▸ **Your goal**
Examine the entries and show every line in which the word "labels" is found.

▸ **Material provided**
- - -

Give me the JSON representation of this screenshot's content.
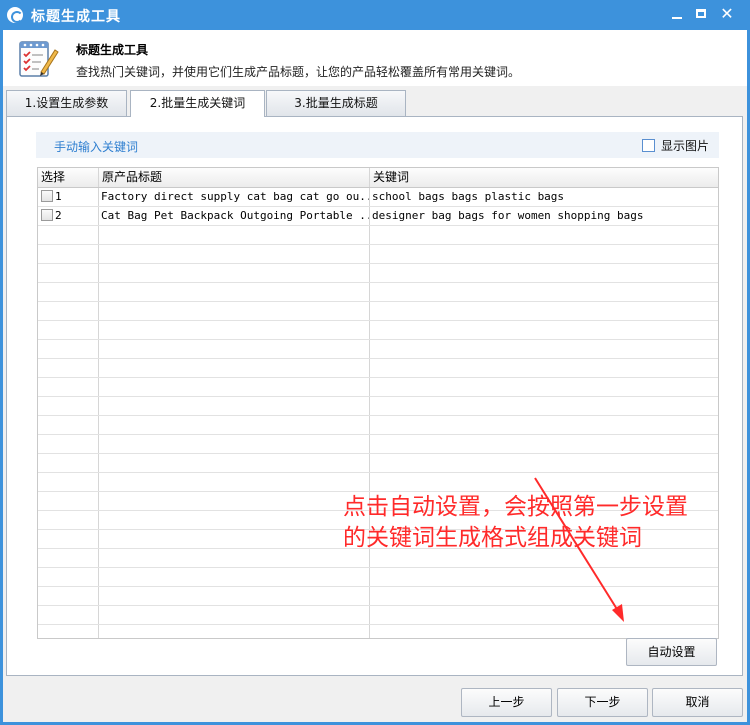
{
  "window": {
    "title": "标题生成工具"
  },
  "header": {
    "title": "标题生成工具",
    "description": "查找热门关键词，并使用它们生成产品标题，让您的产品轻松覆盖所有常用关键词。"
  },
  "tabs": [
    {
      "label": "1.设置生成参数"
    },
    {
      "label": "2.批量生成关键词",
      "active": true
    },
    {
      "label": "3.批量生成标题"
    }
  ],
  "toolbar": {
    "manual_input": "手动输入关键词",
    "show_images": "显示图片"
  },
  "grid": {
    "columns": [
      "选择",
      "原产品标题",
      "关键词"
    ],
    "rows": [
      {
        "index": "1",
        "title": "Factory direct supply cat bag cat go ou...",
        "keywords": "school bags bags plastic bags"
      },
      {
        "index": "2",
        "title": "Cat Bag Pet Backpack Outgoing Portable ...",
        "keywords": "designer bag bags for women shopping bags"
      }
    ]
  },
  "buttons": {
    "auto_setup": "自动设置",
    "prev": "上一步",
    "next": "下一步",
    "cancel": "取消"
  },
  "annotation": {
    "line1": "点击自动设置，会按照第一步设置",
    "line2": "的关键词生成格式组成关键词",
    "color": "#ff2a2a"
  },
  "colors": {
    "titlebar": "#3d92dc",
    "link": "#2f7fd0"
  }
}
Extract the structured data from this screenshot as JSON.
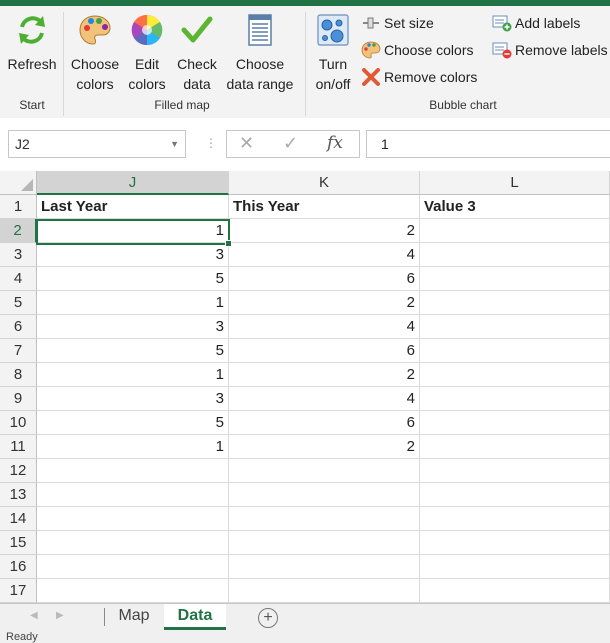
{
  "ribbon": {
    "start": {
      "refresh_label_1": "Refresh",
      "group_label": "Start"
    },
    "filled_map": {
      "choose_colors": [
        "Choose",
        "colors"
      ],
      "edit_colors": [
        "Edit",
        "colors"
      ],
      "check_data": [
        "Check",
        "data"
      ],
      "choose_range": [
        "Choose",
        "data range"
      ],
      "group_label": "Filled map"
    },
    "bubble_chart": {
      "turn_onoff": [
        "Turn",
        "on/off"
      ],
      "set_size": "Set size",
      "choose_colors": "Choose colors",
      "remove_colors": "Remove colors",
      "add_labels": "Add labels",
      "remove_labels": "Remove labels",
      "group_label": "Bubble chart"
    }
  },
  "formula_bar": {
    "name_box": "J2",
    "fx": "fx",
    "value": "1"
  },
  "grid": {
    "columns": [
      "J",
      "K",
      "L"
    ],
    "rows": [
      "1",
      "2",
      "3",
      "4",
      "5",
      "6",
      "7",
      "8",
      "9",
      "10",
      "11",
      "12",
      "13",
      "14",
      "15",
      "16",
      "17"
    ],
    "headers": [
      "Last Year",
      "This Year",
      "Value 3"
    ],
    "data": [
      [
        "1",
        "2",
        ""
      ],
      [
        "3",
        "4",
        ""
      ],
      [
        "5",
        "6",
        ""
      ],
      [
        "1",
        "2",
        ""
      ],
      [
        "3",
        "4",
        ""
      ],
      [
        "5",
        "6",
        ""
      ],
      [
        "1",
        "2",
        ""
      ],
      [
        "3",
        "4",
        ""
      ],
      [
        "5",
        "6",
        ""
      ],
      [
        "1",
        "2",
        ""
      ]
    ]
  },
  "sheets": {
    "tabs": [
      "Map",
      "Data"
    ],
    "active": "Data",
    "add": "+"
  },
  "status": {
    "text": "Ready"
  },
  "colors": {
    "excel_green": "#217346"
  }
}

- - -

▸ **Task output**
      "add_labels": "Add labels",
      "remove_labels": "Remove labels",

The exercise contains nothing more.